RECORD LIST:
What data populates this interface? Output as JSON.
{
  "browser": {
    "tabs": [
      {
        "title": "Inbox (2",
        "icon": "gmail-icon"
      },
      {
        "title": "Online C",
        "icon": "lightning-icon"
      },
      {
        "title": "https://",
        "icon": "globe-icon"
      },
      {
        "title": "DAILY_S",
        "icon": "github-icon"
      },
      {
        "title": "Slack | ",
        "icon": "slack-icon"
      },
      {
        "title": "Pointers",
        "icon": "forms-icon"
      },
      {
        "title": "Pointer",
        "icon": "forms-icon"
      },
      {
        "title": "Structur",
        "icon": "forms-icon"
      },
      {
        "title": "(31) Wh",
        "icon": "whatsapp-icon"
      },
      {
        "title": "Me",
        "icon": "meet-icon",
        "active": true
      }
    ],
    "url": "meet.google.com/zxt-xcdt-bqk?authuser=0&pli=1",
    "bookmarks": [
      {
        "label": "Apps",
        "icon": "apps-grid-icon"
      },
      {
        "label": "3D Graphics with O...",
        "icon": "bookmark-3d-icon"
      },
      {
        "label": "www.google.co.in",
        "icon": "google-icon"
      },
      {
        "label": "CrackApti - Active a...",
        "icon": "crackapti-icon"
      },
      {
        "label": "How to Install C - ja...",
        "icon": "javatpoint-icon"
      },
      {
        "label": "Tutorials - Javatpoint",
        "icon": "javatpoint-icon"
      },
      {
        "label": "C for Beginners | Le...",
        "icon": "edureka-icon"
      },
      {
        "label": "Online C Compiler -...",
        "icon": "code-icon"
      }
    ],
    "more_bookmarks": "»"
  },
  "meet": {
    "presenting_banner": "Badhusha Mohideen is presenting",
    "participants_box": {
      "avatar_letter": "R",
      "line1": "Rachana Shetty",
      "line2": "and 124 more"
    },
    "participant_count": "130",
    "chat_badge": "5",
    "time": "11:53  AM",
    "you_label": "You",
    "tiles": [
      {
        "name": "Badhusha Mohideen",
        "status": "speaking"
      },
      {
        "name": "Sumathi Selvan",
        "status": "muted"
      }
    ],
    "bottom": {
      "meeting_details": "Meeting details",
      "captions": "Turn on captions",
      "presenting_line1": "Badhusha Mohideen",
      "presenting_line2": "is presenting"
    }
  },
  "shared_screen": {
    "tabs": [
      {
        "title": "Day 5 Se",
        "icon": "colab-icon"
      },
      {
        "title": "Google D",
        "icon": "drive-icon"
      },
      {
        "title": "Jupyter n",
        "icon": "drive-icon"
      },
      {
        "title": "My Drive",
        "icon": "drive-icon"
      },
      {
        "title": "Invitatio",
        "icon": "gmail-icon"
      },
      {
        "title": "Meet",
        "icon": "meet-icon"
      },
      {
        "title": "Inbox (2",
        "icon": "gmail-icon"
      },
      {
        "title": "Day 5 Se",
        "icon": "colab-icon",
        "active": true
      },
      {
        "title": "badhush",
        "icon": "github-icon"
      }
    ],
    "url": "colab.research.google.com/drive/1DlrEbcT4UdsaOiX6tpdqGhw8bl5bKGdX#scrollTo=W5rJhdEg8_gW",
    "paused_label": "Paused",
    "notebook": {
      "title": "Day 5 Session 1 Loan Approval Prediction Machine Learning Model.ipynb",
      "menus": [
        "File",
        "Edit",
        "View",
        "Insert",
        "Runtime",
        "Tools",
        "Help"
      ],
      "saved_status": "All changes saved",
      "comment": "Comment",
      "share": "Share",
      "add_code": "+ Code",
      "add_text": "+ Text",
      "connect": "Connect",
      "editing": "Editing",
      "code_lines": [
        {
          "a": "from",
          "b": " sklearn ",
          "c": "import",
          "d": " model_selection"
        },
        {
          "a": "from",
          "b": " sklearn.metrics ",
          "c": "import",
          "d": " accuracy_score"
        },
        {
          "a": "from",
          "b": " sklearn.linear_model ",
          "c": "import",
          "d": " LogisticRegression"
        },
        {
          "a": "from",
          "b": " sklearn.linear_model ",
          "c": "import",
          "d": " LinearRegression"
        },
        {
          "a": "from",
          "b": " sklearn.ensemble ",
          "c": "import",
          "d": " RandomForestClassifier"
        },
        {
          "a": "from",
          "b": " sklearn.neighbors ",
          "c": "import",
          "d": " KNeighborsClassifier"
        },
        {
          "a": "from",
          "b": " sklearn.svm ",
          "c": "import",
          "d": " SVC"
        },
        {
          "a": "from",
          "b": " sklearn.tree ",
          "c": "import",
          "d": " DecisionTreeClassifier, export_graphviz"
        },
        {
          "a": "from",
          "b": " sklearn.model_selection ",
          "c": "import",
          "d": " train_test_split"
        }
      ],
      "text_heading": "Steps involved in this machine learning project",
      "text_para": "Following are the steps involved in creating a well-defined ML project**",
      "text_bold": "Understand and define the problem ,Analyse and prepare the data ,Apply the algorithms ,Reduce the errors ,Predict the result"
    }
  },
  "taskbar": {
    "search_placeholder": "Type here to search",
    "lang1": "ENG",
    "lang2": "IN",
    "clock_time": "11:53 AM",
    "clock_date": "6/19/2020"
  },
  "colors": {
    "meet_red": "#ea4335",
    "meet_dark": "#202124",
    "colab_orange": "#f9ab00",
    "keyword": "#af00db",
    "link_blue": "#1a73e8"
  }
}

PROBLEM REQUIREMENTS: Search the entries for "Mohideen" and copy out each line that has it.

RESULT OF THE TASK:
    "presenting_banner": "Badhusha Mohideen is presenting",
        "name": "Badhusha Mohideen",
      "presenting_line1": "Badhusha Mohideen",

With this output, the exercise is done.